[Source records]
########

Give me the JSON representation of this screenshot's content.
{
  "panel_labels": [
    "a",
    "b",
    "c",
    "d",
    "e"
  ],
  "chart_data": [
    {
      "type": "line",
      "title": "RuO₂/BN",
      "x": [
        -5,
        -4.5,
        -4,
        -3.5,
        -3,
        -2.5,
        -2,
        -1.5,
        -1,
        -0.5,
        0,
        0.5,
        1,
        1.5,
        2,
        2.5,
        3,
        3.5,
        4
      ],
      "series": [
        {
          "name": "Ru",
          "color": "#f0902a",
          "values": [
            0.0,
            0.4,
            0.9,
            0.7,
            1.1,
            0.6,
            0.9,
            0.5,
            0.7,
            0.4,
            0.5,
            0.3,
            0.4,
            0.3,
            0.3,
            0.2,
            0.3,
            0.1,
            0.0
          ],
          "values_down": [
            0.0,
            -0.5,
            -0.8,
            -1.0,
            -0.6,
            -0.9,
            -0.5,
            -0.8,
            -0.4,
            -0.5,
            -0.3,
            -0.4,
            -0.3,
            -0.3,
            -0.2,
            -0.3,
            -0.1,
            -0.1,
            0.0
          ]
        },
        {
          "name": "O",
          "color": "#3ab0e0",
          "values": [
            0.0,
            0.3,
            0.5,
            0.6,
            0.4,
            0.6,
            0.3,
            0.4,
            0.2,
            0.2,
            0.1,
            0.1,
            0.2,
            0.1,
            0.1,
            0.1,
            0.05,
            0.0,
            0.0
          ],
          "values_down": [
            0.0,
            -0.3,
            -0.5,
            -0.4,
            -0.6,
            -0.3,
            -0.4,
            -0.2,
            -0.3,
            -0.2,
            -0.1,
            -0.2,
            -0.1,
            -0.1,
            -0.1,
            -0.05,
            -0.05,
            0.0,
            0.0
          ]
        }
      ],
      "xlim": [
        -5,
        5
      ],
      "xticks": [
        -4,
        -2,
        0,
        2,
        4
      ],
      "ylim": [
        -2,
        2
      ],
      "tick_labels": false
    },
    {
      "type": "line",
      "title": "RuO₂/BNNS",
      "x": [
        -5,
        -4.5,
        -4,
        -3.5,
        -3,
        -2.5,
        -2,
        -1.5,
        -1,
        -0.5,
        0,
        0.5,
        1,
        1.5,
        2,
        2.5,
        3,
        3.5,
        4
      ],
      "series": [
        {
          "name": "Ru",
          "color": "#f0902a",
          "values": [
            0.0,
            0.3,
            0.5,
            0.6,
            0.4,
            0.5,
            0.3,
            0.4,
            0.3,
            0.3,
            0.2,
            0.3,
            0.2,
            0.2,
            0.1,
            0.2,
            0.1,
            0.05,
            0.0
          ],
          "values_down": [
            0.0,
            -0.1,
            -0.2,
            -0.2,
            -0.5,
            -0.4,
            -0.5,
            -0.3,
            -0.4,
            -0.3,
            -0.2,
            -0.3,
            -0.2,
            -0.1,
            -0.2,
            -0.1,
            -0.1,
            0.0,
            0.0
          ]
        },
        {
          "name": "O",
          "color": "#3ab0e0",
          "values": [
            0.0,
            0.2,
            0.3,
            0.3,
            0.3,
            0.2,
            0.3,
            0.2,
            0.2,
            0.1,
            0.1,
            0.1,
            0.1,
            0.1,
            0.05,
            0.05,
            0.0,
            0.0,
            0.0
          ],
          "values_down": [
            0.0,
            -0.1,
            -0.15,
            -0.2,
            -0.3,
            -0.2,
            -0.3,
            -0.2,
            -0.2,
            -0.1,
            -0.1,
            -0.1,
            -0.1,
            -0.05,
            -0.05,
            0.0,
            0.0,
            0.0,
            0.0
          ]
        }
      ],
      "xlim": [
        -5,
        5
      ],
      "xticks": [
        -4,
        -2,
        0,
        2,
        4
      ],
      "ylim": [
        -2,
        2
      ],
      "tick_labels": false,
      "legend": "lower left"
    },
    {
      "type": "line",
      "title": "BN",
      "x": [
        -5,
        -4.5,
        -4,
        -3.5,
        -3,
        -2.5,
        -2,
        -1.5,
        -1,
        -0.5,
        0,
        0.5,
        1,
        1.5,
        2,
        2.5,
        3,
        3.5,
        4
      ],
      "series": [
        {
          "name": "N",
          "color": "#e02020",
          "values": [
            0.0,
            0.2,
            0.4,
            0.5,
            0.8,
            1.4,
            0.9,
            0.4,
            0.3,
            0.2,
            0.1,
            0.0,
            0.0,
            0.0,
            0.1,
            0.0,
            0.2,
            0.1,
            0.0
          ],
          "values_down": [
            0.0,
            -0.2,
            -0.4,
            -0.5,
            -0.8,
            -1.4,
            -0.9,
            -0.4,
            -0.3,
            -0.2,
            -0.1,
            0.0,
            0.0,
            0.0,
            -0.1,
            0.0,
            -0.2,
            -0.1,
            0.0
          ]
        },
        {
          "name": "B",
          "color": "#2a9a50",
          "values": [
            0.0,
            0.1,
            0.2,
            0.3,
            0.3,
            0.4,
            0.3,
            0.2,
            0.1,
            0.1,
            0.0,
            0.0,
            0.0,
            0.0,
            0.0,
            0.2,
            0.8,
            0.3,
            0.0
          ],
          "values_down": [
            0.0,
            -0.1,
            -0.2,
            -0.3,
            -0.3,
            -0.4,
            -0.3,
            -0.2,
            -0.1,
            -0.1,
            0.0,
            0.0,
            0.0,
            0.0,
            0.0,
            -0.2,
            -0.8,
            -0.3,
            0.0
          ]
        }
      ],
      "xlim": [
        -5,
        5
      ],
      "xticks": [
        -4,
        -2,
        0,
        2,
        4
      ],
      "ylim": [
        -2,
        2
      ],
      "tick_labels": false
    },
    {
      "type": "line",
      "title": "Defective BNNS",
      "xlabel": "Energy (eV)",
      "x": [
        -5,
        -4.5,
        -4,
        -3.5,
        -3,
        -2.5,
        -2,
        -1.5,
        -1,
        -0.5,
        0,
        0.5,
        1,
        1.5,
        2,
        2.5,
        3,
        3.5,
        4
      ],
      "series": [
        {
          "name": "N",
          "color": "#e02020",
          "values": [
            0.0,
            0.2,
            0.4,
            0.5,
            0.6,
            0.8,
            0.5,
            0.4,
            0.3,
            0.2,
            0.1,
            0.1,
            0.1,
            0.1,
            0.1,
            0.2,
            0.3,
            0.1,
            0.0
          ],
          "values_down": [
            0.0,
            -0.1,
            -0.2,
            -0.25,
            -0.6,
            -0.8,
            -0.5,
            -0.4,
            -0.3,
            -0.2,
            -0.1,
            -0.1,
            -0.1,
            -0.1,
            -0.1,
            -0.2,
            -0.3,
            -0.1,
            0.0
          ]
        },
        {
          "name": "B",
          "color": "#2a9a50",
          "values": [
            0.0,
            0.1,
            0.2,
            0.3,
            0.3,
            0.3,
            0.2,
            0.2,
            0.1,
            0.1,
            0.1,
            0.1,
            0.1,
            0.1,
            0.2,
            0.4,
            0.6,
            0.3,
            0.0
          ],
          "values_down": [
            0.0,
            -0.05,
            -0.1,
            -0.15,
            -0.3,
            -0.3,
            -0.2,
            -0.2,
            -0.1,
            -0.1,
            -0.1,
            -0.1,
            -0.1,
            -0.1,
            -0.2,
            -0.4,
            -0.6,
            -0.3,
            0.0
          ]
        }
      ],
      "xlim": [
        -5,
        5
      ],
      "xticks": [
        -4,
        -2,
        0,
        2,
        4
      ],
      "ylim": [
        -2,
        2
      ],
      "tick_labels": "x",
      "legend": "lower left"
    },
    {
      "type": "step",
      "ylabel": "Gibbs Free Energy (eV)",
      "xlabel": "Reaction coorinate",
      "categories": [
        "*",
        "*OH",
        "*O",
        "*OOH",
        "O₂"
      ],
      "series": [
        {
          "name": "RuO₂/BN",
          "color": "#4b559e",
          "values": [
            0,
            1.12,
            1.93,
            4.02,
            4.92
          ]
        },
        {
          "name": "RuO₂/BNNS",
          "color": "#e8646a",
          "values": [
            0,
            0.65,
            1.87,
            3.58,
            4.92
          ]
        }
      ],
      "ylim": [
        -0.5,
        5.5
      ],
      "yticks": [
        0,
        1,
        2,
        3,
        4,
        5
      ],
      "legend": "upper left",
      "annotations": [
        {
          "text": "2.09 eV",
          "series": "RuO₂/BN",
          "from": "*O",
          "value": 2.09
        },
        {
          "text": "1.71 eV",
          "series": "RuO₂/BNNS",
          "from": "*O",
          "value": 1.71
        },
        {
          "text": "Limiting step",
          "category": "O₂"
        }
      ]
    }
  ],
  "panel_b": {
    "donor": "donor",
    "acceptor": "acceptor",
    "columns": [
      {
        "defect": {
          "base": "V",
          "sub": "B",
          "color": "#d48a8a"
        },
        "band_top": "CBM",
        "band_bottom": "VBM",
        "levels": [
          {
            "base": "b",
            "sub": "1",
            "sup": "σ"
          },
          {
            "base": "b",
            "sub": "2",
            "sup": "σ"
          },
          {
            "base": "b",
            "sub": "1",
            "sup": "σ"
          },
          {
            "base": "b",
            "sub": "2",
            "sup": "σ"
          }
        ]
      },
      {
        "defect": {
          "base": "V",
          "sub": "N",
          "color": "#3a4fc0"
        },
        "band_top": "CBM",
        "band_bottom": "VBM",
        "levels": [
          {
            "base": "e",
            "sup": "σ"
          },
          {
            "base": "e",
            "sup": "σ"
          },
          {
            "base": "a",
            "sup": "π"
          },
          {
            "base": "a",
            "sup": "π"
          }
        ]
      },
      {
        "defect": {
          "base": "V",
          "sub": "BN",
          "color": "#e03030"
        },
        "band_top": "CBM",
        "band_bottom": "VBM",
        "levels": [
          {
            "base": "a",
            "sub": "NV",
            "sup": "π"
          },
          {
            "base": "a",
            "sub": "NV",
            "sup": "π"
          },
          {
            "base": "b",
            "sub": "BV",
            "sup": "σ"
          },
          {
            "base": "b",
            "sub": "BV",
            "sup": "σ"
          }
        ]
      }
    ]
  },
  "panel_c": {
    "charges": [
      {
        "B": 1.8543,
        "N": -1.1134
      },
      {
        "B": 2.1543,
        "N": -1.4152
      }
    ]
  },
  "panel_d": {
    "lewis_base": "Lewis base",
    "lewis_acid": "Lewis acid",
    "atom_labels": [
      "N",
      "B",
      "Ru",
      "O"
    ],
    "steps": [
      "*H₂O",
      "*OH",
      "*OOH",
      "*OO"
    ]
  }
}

########

### [TASK OBJECTIVE]
Scan the lines above for "xlabel", then copy every one that has it.

### [SOLVED PROBLEM]
      "xlabel": "Energy (eV)",
      "xlabel": "Reaction coorinate",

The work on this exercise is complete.